On February 20, 2009, the Banking Commissioner entered a Consent Order (No. CO-08-7611-S) with respect to Euro Pacific Capital, Inc., a Connecticut-registered broker-dealer located at 10 Corbin Drive, Darien, Connecticut.   The Consent Order alleged that the firm 1) violated Section 36b-16 of the Connecticut Uniform Securities Act by effecting transactions in unregistered non-exempt securities; and 2) acted in contravention of Section 36b-14(d) of the Act and Section 36b-31-14f(b) of the Regulations under the Act by failing to promptly provide records to the Division when requested.  The Consent Order directed the firm to cease and desist from regulatory violations and required that it retain an independent consultant to review its internal supervisory and compliance procedures for conformity with legal requirements.  The Consent Order also required that the firm pay $7,500 to the department.  Of that amount, $6,500 constituted an administrative fine and $1,000 would be applied to reimburse the Division for agency examination costs.

Chapin, Davis, Inc. (CRD # 28116) Assessed $12,500 Following Allegations of Unregistered Broker-dealer and Agent Activity

On January 21, 2009, the Banking Commissioner entered a Consent Order (No. CO-08-7612-S) with respect to Chapin, Davis, Inc., an applicant for broker-dealer registration located at 2 Village Square, Suite 200, Baltimore, Maryland.  The Consent Order alleged that, from at least July, 2003 forward, the firm 1) violated Section 36b-6(a) of the Connecticut Uniform Securities Act by effecting securities transactions for multiple Connecticut customers at a time when the firm was not registered as a broker-dealer in Connecticut; and 2) employed multiple unregistered agents in contravention of Section 36b-6(b) of the Act.

The Consent Order required that the firm remit $12,500 to the department.  Of that amount, $9,500 constituted an administrative fine, $1,500 represented past due registration fees; and $1,500 represented reimbursement for agency investigative costs.  In addition, the Consent Order directed the firm to implement revised supervisory procedures to improve regulatory compliance and to refrain from regulatory violations.

Chapin, Davis, Inc. became registered as a broker-dealer in Connecticut on January 22, 2009.

SET EXERCISE 1 | From the consent order summaries, quote the passage that begins at "On January 21, 2009, the" and ends after "of the Act.".
SET EXERCISE 2 | According to the consent order summaries, why was Chapin, Davis, Inc. alleged to have violated Section 36b-6(a) of the Connecticut Uniform Securities Act?
The records below come from a separate source.

EXTRACTED RECORDS |

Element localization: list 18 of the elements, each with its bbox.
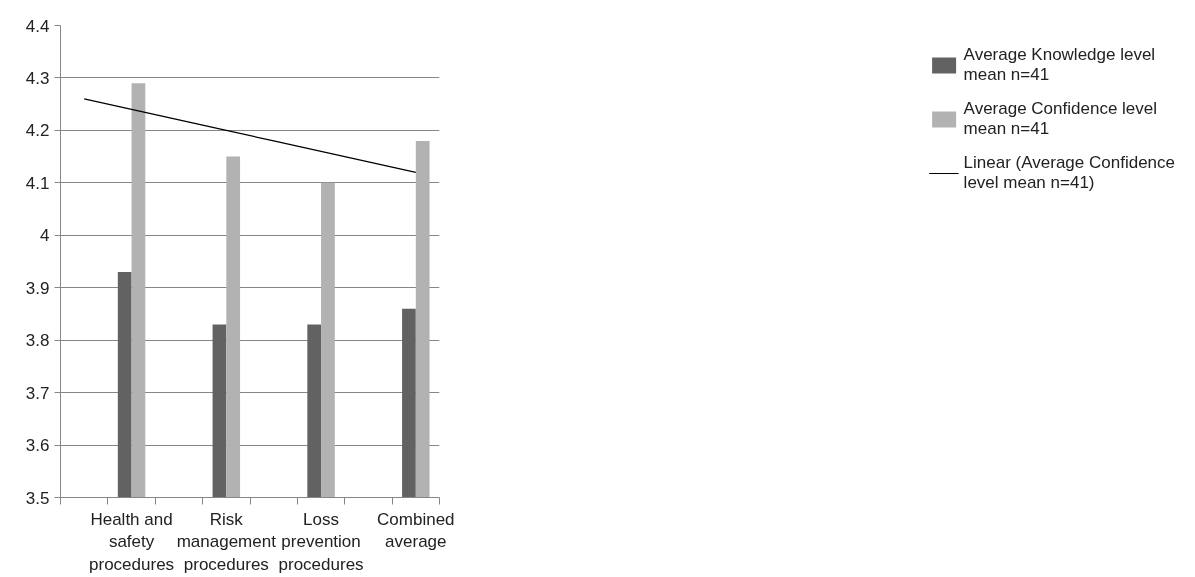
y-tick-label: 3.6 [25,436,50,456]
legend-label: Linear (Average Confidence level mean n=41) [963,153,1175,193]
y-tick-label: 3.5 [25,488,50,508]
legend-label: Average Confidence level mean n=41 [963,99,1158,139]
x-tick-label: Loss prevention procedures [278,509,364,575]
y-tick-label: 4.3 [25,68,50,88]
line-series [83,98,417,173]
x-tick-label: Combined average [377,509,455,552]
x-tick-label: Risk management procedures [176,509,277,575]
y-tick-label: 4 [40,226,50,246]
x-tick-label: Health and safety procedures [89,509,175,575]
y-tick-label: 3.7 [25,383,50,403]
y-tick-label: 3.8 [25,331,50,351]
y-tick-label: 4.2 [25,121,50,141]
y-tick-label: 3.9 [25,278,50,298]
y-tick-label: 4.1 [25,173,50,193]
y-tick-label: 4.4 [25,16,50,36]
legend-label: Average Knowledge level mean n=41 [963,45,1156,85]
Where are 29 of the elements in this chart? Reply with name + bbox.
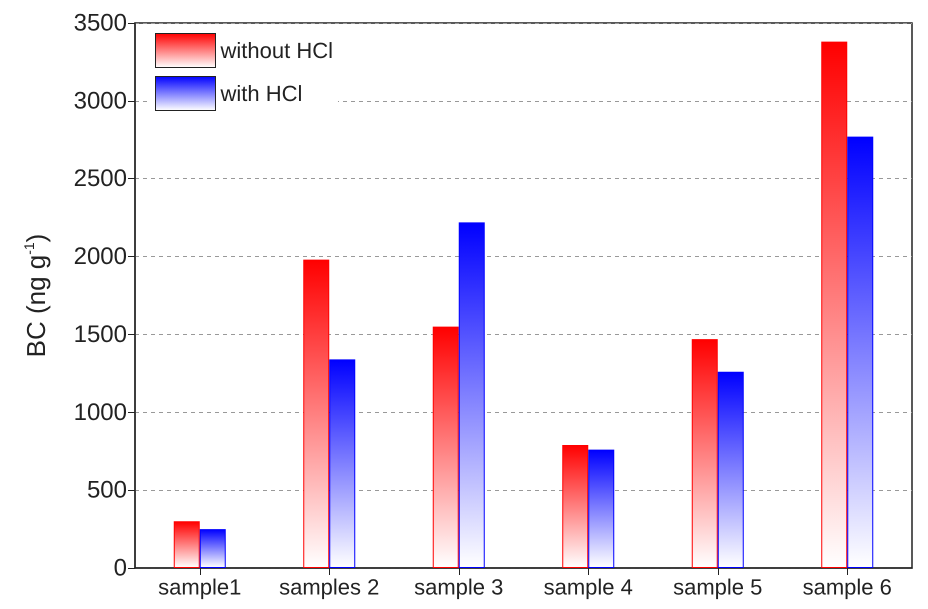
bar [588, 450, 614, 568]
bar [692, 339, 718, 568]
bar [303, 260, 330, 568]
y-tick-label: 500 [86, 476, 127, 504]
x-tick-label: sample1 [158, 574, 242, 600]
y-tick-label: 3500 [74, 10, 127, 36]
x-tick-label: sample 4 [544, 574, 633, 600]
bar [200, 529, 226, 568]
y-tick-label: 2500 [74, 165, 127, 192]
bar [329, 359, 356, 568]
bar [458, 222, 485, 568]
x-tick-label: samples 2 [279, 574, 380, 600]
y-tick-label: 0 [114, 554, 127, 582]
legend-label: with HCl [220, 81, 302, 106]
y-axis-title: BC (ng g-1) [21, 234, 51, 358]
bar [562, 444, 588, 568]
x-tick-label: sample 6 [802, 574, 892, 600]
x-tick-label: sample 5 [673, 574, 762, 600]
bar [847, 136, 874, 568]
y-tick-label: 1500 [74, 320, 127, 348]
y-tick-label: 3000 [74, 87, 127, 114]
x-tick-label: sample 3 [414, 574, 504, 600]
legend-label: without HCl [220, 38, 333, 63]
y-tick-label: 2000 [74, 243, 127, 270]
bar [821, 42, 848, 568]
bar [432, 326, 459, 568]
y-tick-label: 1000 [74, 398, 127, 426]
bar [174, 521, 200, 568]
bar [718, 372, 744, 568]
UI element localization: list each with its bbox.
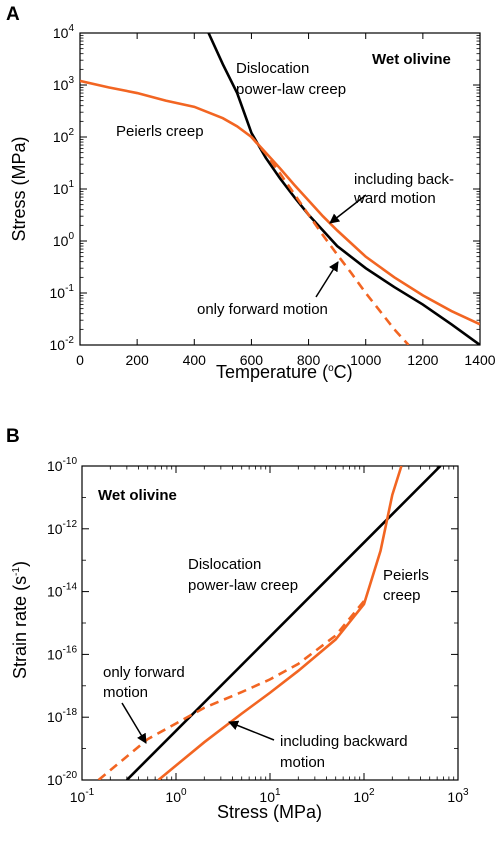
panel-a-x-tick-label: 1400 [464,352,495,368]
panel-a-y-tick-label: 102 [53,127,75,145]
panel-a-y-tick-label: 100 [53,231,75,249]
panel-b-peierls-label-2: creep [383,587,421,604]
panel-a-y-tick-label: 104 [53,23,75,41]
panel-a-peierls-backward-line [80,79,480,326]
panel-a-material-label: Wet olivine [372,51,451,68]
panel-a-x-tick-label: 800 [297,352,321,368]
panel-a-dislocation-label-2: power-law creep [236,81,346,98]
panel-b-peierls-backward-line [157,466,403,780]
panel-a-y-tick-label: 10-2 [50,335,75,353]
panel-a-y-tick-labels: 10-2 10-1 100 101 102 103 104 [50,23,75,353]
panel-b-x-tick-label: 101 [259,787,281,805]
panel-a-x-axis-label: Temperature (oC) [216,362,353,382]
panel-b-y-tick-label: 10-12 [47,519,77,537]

REPLY 1 |
On January 21, 2009, the Banking Commissioner entered a Consent Order (No. CO-08-7612-S) with respect to Chapin, Davis, Inc., an applicant for broker-dealer registration located at 2 Village Square, Suite 200, Baltimore, Maryland.  The Consent Order alleged that, from at least July, 2003 forward, the firm 1) violated Section 36b-6(a) of the Connecticut Uniform Securities Act by effecting securities transactions for multiple Connecticut customers at a time when the firm was not registered as a broker-dealer in Connecticut; and 2) employed multiple unregistered agents in contravention of Section 36b-6(b) of the Act.

REPLY 2 | It allegedly effected securities transactions for multiple Connecticut customers while it was not registered as a broker-dealer in Connecticut. The Consent Order places this activity from at least July 2003 forward.